- _DIRECTIONS FOR THIS TASK_: From the records below, pull each line that has "Nacionalidad".

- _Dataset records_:
━━━━

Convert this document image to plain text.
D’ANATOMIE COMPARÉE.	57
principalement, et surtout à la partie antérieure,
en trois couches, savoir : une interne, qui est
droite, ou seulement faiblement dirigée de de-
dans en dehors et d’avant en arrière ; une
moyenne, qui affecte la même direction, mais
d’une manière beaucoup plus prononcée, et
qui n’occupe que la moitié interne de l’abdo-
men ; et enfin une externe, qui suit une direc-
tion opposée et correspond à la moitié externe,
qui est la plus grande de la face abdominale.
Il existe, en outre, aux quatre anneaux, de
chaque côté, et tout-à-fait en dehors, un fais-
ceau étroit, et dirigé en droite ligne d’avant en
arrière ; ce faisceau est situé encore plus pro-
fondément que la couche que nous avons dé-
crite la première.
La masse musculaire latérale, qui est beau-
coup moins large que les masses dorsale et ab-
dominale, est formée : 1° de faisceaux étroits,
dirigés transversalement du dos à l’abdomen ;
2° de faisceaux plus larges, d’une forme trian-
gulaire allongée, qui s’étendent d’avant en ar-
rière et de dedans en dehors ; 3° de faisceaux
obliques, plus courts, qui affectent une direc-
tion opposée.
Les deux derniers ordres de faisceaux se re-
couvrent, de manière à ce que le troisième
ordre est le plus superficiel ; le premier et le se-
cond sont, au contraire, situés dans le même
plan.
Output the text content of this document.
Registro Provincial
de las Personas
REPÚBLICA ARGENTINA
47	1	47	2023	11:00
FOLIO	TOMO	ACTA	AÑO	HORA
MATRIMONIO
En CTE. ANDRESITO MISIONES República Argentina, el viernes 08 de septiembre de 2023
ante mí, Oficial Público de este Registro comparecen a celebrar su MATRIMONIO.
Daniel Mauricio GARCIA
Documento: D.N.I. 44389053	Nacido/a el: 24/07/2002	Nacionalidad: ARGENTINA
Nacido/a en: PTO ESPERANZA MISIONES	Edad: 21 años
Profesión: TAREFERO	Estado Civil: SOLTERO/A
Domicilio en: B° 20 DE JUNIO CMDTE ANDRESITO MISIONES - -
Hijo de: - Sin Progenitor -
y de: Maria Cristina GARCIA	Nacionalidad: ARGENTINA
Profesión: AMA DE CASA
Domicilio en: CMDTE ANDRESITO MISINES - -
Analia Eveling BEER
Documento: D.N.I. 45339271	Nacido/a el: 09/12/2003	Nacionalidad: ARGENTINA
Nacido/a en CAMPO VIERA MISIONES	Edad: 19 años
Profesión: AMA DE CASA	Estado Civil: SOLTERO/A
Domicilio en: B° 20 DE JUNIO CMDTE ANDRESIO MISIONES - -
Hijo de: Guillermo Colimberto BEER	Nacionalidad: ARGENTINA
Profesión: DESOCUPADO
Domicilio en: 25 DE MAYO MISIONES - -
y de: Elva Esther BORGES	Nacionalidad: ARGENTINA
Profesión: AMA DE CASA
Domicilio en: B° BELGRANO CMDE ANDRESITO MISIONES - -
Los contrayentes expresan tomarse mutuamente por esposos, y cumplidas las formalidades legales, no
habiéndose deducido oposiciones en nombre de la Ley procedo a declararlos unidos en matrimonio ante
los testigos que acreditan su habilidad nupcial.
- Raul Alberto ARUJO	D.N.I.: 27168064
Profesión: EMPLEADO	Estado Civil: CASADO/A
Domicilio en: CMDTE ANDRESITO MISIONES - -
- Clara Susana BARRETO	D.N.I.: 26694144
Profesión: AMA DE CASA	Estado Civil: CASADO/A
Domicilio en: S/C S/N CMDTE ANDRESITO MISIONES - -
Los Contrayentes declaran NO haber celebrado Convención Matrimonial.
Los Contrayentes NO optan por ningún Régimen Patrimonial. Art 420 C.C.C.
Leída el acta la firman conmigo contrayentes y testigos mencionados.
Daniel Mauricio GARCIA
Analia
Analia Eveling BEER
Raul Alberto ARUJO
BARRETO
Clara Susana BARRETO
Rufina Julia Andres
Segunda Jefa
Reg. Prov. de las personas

━━━━

- _CORRECT OUTPUT_:
Documento: D.N.I. 44389053	Nacido/a el: 24/07/2002	Nacionalidad: ARGENTINA
y de: Maria Cristina GARCIA	Nacionalidad: ARGENTINA
Documento: D.N.I. 45339271	Nacido/a el: 09/12/2003	Nacionalidad: ARGENTINA
Hijo de: Guillermo Colimberto BEER	Nacionalidad: ARGENTINA
y de: Elva Esther BORGES	Nacionalidad: ARGENTINA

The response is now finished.